■ **The exercise**
Search the material for the string "this", then return every line where it is found.

___ Data section ___

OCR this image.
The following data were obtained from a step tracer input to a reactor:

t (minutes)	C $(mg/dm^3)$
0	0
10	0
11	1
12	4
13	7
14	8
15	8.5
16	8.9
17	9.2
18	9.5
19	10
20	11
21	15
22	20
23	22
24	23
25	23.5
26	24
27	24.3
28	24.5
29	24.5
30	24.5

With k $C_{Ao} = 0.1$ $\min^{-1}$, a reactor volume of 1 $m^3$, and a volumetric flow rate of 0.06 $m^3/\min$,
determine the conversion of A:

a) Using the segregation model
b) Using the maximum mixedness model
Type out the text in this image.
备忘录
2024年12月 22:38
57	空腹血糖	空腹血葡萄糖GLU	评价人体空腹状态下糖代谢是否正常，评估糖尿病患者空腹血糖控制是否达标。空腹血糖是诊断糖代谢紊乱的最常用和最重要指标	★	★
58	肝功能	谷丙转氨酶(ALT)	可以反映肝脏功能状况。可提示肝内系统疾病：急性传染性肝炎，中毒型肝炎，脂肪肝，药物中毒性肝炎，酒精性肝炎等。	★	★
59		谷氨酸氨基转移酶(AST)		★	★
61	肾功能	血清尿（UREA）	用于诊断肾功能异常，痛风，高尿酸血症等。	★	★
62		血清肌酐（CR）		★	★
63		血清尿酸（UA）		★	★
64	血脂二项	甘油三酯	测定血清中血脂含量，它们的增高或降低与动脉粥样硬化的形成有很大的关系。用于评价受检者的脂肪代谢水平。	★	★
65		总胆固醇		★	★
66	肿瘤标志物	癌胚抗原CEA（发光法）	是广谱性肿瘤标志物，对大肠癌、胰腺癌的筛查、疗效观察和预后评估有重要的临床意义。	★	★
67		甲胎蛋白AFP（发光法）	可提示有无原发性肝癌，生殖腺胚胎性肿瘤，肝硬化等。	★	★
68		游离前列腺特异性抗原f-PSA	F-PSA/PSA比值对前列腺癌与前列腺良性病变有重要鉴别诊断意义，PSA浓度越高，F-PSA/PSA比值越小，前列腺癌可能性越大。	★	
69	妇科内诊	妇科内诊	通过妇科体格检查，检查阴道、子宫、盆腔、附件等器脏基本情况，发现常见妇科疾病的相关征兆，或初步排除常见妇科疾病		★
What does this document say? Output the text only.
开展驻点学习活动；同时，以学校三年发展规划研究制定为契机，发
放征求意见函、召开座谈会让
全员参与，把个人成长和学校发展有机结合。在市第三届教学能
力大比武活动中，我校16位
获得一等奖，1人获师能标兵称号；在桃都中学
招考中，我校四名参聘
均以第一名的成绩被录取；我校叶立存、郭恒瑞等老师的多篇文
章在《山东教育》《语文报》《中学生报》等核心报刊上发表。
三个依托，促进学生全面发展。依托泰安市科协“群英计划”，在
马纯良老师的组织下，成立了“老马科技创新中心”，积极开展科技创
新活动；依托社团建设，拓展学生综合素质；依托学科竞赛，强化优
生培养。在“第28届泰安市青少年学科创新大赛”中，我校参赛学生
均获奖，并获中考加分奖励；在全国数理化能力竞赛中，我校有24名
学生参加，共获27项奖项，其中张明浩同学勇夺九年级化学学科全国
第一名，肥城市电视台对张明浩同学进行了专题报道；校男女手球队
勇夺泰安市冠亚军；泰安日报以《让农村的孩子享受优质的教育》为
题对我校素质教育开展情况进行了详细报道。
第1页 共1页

___

■ **Solution below**
OCR this image.
Type out the text in this image.
What does this document say? Output the text only.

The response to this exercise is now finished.